Task goal:
Among the entries, find each line that includes the string "handeln" and list it.

Extracted records:

=====

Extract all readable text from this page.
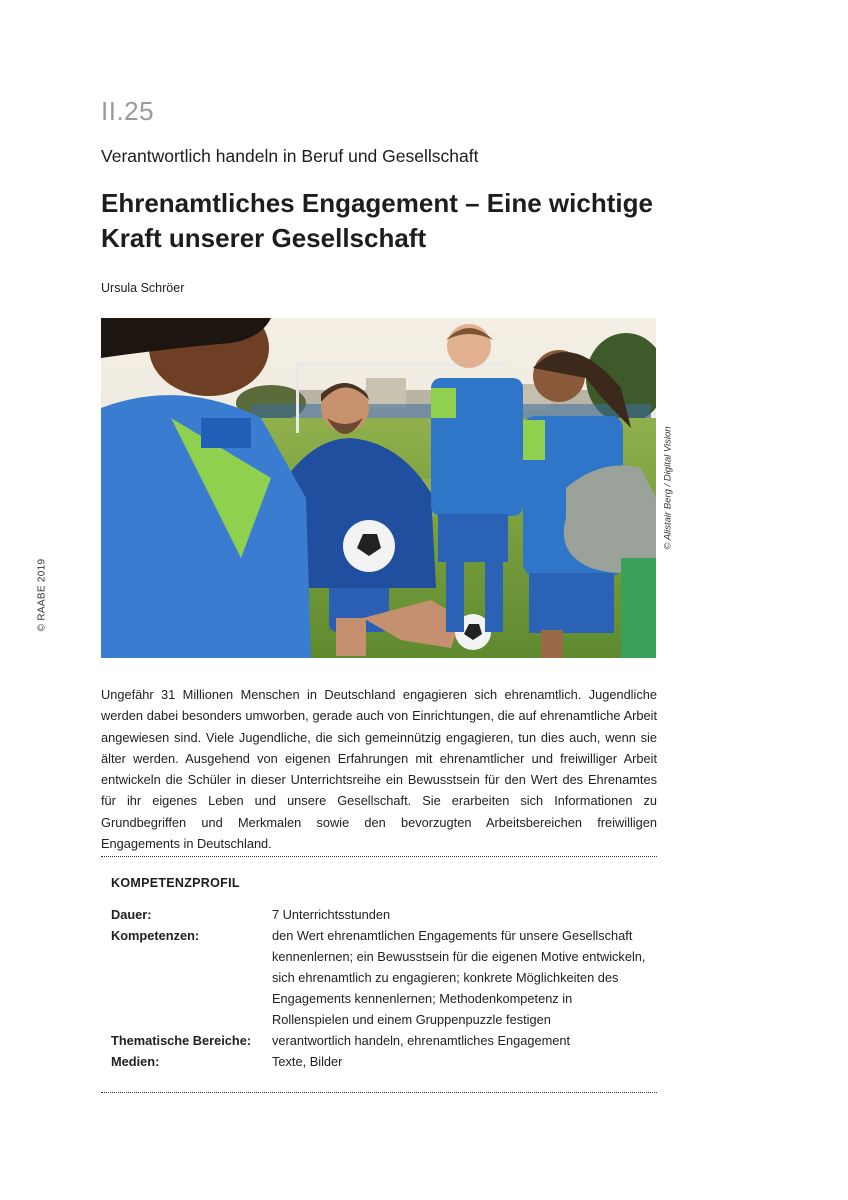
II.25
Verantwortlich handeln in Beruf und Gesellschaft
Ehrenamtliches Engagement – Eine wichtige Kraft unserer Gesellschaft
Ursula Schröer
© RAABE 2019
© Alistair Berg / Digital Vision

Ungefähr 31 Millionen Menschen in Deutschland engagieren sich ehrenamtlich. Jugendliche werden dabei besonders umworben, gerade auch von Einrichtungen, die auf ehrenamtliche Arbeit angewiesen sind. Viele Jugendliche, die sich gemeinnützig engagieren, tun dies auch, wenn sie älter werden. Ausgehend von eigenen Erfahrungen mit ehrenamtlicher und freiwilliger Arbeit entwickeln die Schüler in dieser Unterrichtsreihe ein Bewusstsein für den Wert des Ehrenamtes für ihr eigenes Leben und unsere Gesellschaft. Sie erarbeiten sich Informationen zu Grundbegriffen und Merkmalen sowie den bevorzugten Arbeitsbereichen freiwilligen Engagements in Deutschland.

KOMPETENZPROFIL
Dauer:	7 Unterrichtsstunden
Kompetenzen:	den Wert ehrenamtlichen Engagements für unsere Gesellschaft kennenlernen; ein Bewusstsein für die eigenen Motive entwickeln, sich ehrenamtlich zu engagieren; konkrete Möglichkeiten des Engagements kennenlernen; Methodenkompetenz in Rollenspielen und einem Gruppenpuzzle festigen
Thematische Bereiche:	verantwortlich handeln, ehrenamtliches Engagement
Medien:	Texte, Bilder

=====

Response to this exercise:
Verantwortlich handeln in Beruf und Gesellschaft
Thematische Bereiche:	verantwortlich handeln, ehrenamtliches Engagement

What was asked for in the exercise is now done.